▶ WHAT THE TASK REQUIRES
Copy out every line containing the word "subtitle".

────────────────────────────────────────

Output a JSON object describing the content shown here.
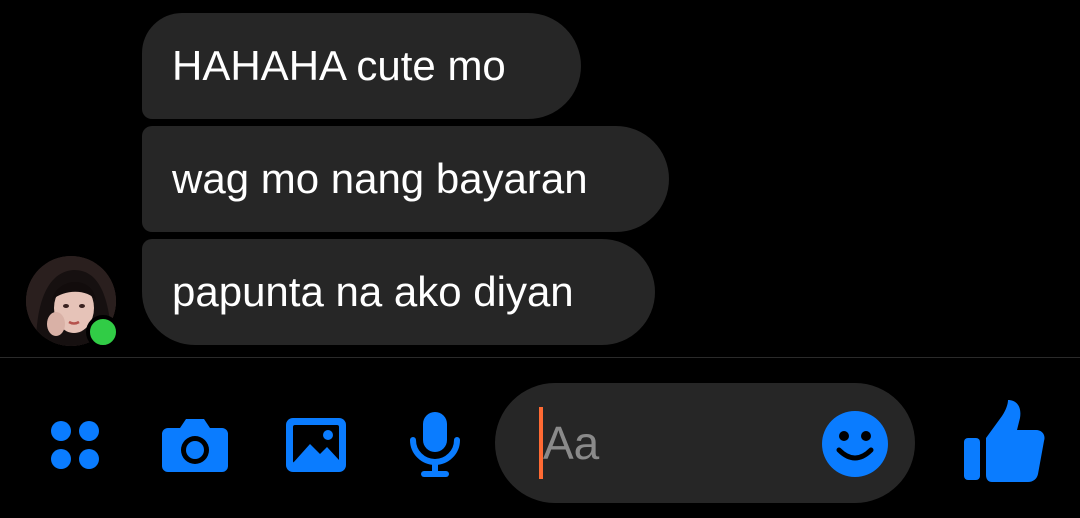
{
  "colors": {
    "background": "#000000",
    "bubble": "#262626",
    "accent": "#0a7cff",
    "presence": "#31cc46",
    "caret": "#ff6a33"
  },
  "messages": [
    {
      "text": "HAHAHA cute mo"
    },
    {
      "text": "wag mo nang bayaran"
    },
    {
      "text": "papunta na ako diyan"
    }
  ],
  "sender": {
    "online": true
  },
  "composer": {
    "placeholder": "Aa",
    "value": ""
  },
  "toolbar": {
    "icons": [
      "apps-icon",
      "camera-icon",
      "photo-icon",
      "microphone-icon",
      "emoji-icon",
      "thumbs-up-icon"
    ]
  }
}
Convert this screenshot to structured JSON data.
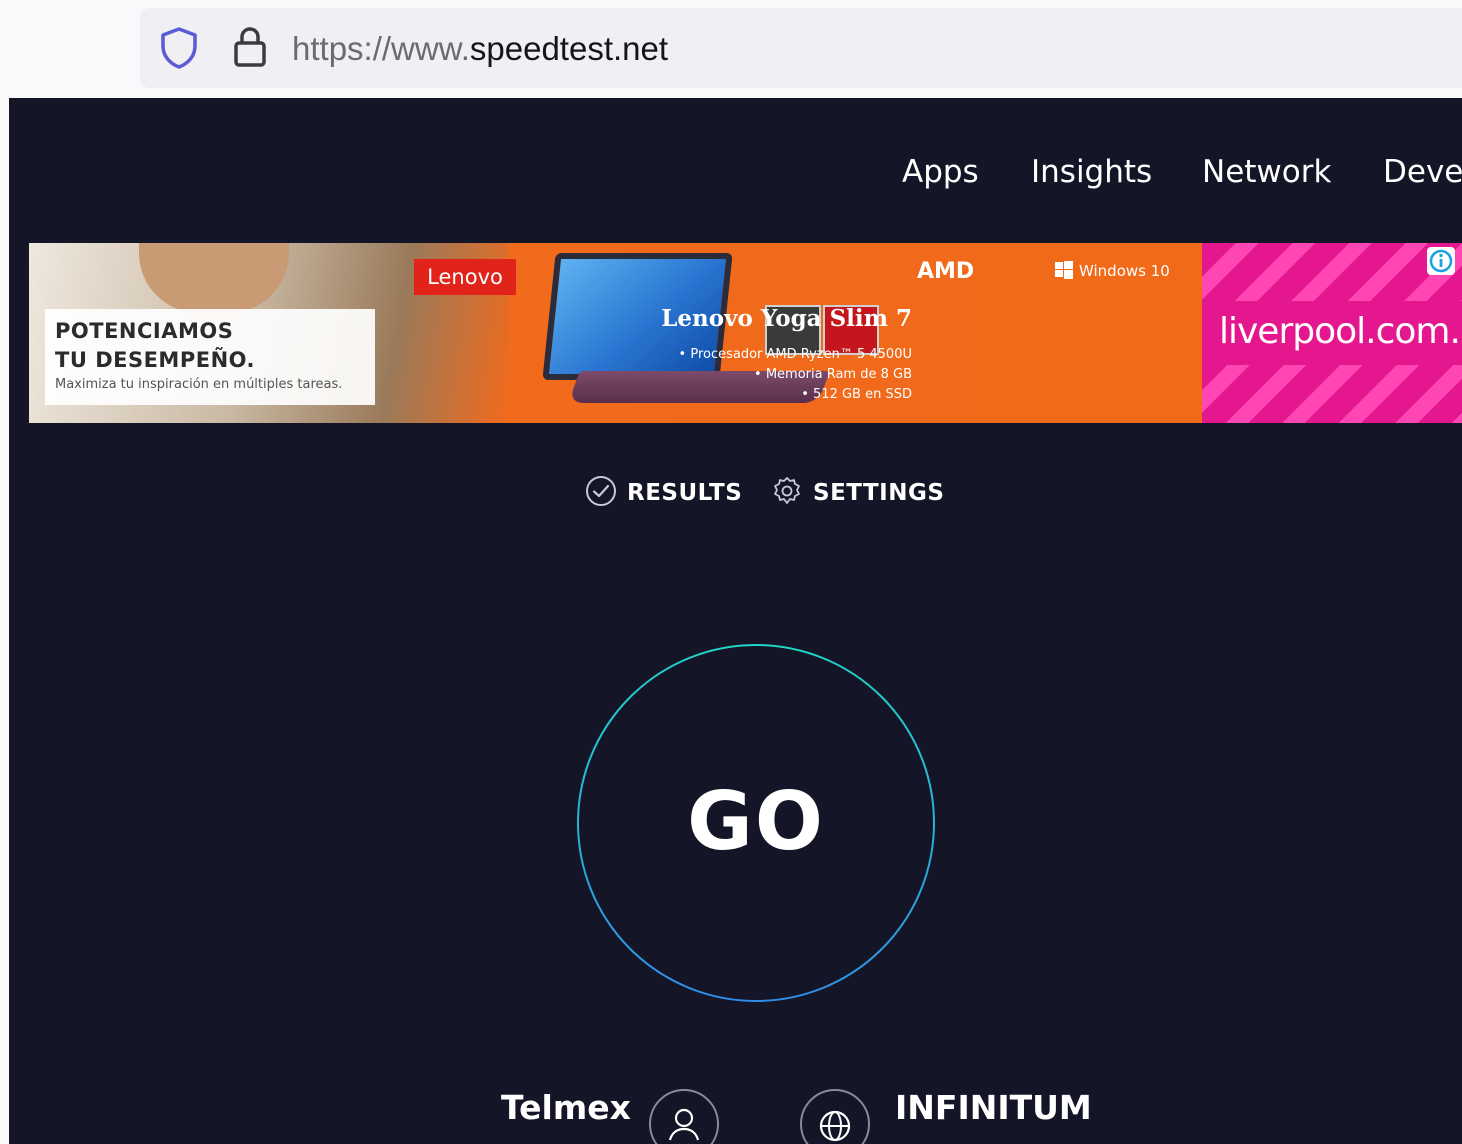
{
  "browser": {
    "url_prefix": "https://www.",
    "url_domain": "speedtest.net",
    "shield_icon": "shield-icon",
    "lock_icon": "lock-icon"
  },
  "nav": {
    "items": [
      {
        "label": "Apps"
      },
      {
        "label": "Insights"
      },
      {
        "label": "Network"
      },
      {
        "label": "Deve"
      }
    ]
  },
  "ad": {
    "headline_1": "POTENCIAMOS",
    "headline_2": "TU DESEMPEÑO.",
    "subline": "Maximiza tu inspiración en múltiples tareas.",
    "brand": "Lenovo",
    "amd": "AMD",
    "windows": "Windows 10",
    "product": "Lenovo Yoga Slim 7",
    "specs": [
      "• Procesador AMD Ryzen™ 5 4500U",
      "• Memoria Ram de 8 GB",
      "• 512 GB en SSD"
    ],
    "liverpool": "liverpool.com.m",
    "adchoices_icon": "info-icon",
    "colors": {
      "lenovo_orange": "#f06a1a",
      "lenovo_red": "#e2231a",
      "liverpool_pink": "#e4178f"
    }
  },
  "tabs": {
    "results": "RESULTS",
    "settings": "SETTINGS"
  },
  "go": {
    "label": "GO",
    "ring_colors": [
      "#1fd6c5",
      "#2f8fe8"
    ]
  },
  "provider": {
    "isp": "Telmex",
    "server": "INFINITUM"
  },
  "theme": {
    "background": "#141526",
    "text": "#ffffff"
  }
}
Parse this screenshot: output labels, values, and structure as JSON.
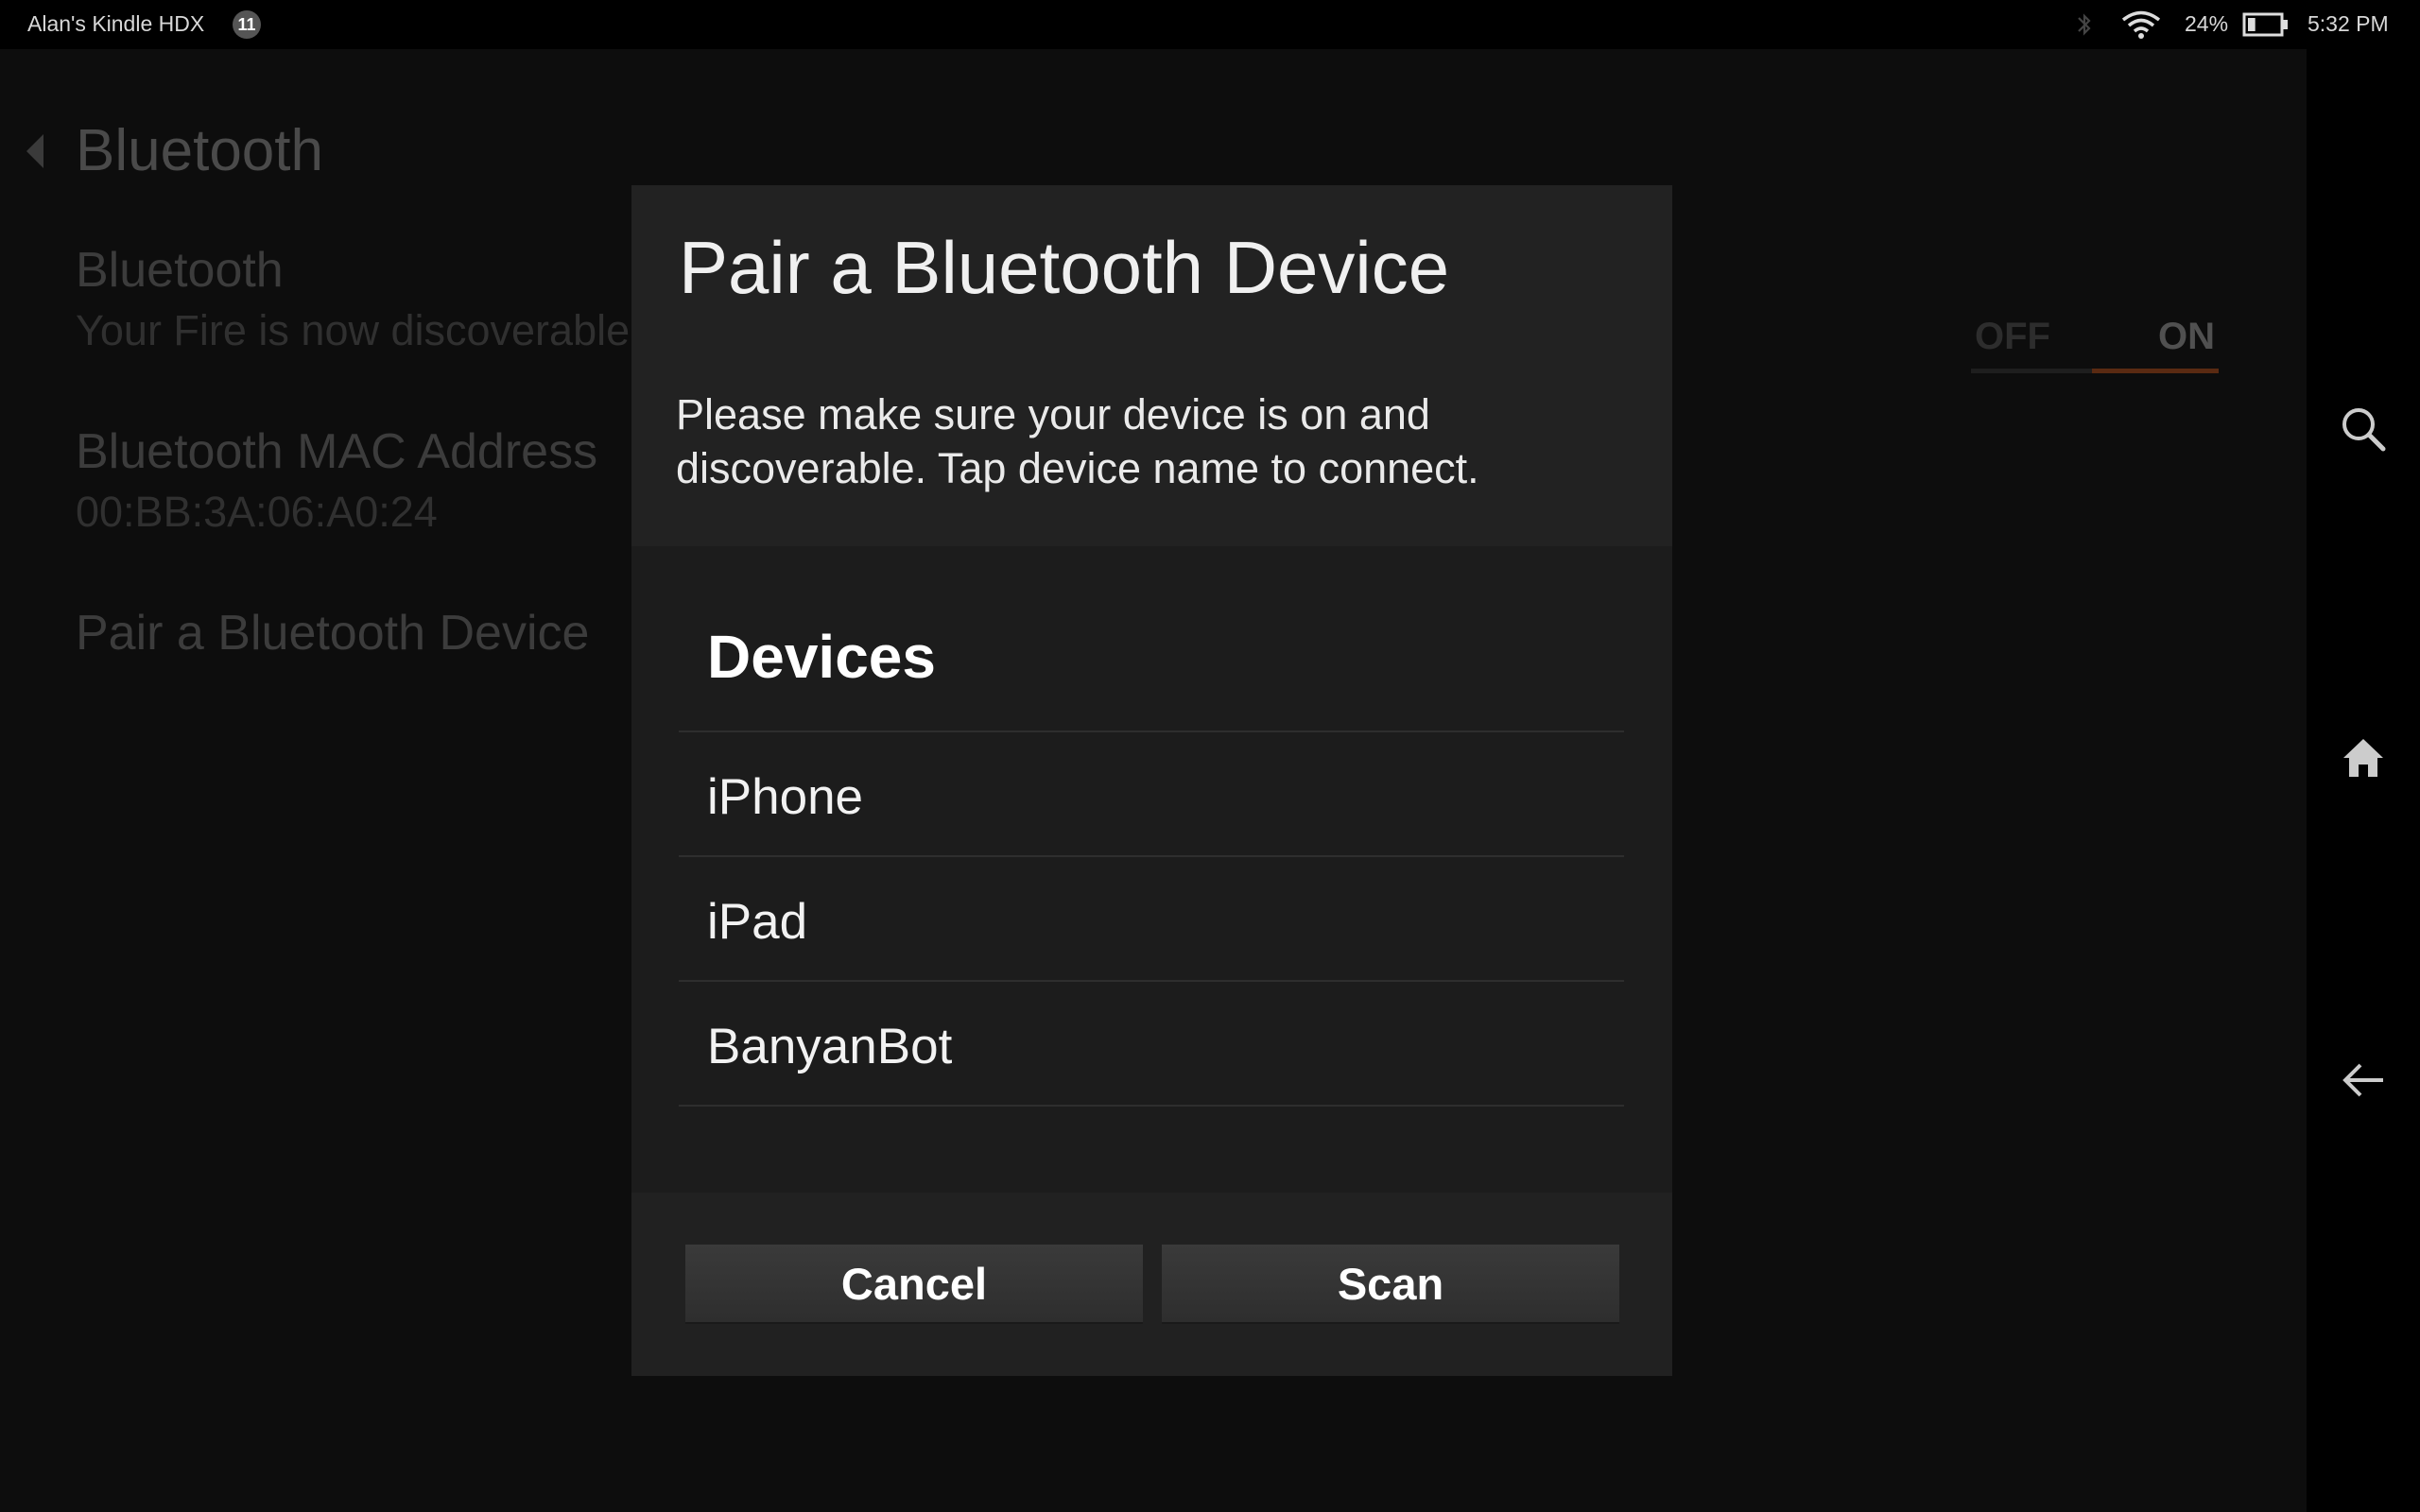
{
  "status_bar": {
    "device_name": "Alan's Kindle HDX",
    "notification_count": "11",
    "battery_percent": "24%",
    "battery_level": 0.24,
    "time": "5:32 PM",
    "icons": [
      "bluetooth-icon",
      "wifi-icon",
      "battery-icon"
    ]
  },
  "page": {
    "title": "Bluetooth",
    "settings": [
      {
        "title": "Bluetooth",
        "subtitle": "Your Fire is now discoverable"
      },
      {
        "title": "Bluetooth MAC Address",
        "subtitle": "00:BB:3A:06:A0:24"
      },
      {
        "title": "Pair a Bluetooth Device",
        "subtitle": ""
      }
    ],
    "toggle": {
      "off_label": "OFF",
      "on_label": "ON",
      "state": "ON",
      "accent": "#e8641c"
    }
  },
  "dialog": {
    "title": "Pair a Bluetooth Device",
    "message": "Please make sure your device is on and discoverable. Tap device name to connect.",
    "devices_heading": "Devices",
    "devices": [
      "iPhone",
      "iPad",
      "BanyanBot"
    ],
    "cancel_label": "Cancel",
    "scan_label": "Scan"
  },
  "nav": {
    "icons": [
      "search-icon",
      "home-icon",
      "back-icon"
    ]
  }
}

────────────────────────────────────────

▶ RESULT OF THIS EXERCISE
        "subtitle": "Your Fire is now discoverable"
        "subtitle": "00:BB:3A:06:A0:24"
        "subtitle": ""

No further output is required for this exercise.